TASK STATEMENT:
Scan the lines below for the word "this". Copy each line you find it in.

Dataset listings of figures
□ □ □ □ □
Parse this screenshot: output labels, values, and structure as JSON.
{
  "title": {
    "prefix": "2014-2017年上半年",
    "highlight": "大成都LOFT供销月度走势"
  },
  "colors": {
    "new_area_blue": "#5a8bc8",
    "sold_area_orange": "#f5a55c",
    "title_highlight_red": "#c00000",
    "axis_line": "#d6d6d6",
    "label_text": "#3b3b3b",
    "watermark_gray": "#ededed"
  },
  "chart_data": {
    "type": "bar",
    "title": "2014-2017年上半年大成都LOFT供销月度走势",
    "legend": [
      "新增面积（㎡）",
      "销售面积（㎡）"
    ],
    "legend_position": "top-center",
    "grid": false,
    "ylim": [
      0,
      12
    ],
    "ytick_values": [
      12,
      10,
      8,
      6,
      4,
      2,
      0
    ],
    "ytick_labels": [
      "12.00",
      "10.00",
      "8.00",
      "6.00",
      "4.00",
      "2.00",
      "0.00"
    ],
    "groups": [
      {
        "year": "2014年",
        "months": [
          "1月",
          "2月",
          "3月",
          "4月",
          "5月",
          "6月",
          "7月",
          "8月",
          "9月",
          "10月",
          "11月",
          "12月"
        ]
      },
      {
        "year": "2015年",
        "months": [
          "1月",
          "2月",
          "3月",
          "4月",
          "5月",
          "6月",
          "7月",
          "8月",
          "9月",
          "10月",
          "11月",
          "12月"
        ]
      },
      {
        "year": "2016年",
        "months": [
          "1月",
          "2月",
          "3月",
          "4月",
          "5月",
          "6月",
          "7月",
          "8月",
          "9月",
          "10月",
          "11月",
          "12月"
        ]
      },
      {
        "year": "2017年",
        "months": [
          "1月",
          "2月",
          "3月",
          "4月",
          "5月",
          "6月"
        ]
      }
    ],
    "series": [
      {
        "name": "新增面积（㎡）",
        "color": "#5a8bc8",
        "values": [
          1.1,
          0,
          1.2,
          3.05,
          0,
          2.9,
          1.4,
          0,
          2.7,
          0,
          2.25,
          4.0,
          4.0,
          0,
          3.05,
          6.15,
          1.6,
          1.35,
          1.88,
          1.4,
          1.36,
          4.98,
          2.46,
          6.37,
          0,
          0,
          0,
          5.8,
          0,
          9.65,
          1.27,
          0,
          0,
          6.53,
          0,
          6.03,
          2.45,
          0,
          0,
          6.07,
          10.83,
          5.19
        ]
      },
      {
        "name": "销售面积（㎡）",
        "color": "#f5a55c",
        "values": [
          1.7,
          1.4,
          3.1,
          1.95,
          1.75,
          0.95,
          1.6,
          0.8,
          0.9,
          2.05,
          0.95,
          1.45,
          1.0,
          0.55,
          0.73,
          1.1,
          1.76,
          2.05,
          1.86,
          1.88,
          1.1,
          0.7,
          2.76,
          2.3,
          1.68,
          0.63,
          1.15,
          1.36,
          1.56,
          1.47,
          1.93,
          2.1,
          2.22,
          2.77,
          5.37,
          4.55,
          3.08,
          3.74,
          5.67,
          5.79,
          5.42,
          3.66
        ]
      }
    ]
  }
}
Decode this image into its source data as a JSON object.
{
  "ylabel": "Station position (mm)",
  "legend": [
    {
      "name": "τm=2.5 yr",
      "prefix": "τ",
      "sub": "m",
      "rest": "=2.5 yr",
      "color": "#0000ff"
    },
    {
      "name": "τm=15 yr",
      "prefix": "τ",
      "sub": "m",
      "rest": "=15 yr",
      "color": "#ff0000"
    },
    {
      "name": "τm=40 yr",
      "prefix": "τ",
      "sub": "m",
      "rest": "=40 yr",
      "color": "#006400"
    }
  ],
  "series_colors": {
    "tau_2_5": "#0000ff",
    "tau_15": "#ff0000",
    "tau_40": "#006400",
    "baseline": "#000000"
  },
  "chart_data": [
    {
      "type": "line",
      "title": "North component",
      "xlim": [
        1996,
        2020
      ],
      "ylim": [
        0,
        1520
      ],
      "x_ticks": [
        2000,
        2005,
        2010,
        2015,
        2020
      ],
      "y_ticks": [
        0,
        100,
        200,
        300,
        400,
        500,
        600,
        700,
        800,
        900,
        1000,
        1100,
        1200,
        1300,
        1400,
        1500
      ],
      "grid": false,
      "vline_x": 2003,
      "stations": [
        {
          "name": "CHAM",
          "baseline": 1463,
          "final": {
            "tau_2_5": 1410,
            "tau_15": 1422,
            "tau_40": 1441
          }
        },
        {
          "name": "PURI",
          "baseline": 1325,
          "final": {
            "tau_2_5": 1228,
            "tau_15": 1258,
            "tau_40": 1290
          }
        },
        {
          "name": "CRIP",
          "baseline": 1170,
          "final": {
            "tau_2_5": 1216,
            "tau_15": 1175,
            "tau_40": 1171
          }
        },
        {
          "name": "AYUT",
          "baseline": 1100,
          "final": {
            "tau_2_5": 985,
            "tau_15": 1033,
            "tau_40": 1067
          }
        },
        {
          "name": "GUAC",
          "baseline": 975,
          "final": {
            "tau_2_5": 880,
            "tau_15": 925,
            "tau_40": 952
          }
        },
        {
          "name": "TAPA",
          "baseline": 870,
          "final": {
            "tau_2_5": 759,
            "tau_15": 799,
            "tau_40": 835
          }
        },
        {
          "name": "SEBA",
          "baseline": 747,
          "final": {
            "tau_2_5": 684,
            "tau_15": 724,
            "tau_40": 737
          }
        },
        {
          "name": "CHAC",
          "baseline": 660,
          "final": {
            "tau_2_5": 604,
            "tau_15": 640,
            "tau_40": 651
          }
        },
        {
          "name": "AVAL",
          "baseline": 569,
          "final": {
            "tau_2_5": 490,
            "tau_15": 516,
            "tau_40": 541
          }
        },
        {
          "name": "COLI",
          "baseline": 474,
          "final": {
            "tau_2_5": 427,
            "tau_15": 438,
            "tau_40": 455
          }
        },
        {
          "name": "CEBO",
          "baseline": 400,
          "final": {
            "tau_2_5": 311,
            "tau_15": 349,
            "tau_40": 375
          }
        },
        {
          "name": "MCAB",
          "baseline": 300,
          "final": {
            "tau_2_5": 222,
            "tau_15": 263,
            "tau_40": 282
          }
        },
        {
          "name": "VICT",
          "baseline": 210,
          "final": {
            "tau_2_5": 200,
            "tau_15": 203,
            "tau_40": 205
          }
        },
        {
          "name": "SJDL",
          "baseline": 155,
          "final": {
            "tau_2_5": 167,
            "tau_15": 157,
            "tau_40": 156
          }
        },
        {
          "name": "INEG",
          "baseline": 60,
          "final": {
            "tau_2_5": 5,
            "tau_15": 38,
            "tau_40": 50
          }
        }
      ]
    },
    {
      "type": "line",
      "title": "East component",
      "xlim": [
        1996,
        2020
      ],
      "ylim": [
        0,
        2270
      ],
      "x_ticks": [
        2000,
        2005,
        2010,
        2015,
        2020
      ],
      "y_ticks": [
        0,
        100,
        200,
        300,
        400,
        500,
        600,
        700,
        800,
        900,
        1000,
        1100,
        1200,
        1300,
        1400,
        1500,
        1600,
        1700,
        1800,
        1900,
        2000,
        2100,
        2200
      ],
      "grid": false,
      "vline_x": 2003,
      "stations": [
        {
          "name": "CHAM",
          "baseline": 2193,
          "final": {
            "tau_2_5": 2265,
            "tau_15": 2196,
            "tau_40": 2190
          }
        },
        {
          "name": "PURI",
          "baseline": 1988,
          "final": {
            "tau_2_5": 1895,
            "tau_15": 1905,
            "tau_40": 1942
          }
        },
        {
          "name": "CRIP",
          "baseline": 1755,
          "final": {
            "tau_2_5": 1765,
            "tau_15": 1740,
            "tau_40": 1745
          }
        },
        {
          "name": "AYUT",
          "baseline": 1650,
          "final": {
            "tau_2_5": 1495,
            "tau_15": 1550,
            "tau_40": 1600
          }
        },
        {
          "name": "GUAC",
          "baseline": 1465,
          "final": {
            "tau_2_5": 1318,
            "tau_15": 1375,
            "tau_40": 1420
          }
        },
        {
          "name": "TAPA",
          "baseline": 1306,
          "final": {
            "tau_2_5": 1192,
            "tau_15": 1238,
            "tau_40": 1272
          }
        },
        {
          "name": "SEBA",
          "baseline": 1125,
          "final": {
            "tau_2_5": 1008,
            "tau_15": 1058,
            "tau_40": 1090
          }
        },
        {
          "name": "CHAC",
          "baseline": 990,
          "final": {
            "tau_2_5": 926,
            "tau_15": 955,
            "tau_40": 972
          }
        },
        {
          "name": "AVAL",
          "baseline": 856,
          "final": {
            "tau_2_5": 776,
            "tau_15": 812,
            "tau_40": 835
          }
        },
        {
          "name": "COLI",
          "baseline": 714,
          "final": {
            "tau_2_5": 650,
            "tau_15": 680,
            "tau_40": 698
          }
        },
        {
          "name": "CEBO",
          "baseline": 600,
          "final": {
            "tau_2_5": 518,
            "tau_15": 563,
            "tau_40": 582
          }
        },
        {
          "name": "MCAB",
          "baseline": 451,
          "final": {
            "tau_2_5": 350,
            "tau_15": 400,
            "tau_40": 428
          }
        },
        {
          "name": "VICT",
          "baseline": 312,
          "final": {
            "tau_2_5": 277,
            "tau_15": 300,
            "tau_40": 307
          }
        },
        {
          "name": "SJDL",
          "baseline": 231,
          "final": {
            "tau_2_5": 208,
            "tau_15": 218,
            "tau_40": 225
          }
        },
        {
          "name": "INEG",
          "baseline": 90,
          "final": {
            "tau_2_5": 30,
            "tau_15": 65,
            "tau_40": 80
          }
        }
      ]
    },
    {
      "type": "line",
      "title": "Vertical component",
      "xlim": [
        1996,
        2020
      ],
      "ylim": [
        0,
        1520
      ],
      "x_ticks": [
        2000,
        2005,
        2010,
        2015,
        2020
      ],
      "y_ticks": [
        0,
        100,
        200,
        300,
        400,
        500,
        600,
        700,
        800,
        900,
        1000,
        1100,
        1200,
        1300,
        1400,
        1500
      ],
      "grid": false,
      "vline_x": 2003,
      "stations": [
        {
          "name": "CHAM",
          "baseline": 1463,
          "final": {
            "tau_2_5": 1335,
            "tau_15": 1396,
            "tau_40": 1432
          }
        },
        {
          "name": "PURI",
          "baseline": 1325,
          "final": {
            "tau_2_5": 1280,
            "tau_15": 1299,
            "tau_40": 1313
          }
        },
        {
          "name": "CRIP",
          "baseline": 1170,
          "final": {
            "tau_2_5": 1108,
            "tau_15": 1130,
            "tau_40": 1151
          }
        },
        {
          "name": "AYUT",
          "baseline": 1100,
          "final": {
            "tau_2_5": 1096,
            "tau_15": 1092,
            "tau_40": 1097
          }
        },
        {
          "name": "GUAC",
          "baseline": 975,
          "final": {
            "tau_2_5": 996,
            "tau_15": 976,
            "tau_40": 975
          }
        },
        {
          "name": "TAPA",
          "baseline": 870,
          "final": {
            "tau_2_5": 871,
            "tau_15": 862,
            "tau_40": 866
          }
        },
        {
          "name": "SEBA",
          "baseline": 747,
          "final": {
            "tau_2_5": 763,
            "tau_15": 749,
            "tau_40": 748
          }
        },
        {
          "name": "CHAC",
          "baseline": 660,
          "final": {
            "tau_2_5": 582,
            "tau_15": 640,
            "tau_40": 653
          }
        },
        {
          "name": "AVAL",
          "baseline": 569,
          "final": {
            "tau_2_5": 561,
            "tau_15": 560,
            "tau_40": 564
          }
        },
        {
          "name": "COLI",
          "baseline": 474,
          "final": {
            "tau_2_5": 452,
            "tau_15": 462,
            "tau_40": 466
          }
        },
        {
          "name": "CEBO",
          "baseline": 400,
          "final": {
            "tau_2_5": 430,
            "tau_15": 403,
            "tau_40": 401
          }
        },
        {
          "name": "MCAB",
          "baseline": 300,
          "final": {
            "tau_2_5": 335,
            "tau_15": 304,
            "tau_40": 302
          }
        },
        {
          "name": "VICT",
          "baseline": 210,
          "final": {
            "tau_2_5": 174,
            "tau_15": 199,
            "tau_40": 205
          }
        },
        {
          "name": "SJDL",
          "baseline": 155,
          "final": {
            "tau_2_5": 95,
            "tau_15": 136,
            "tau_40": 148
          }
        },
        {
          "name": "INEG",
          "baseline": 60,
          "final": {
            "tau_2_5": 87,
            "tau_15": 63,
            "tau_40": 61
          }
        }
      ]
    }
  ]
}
□ □ □ □ □
RIGHT ANSWER:
Parse this screenshot: output labels, values, and structure as JSON.
Decode this image into its source data as a JSON object.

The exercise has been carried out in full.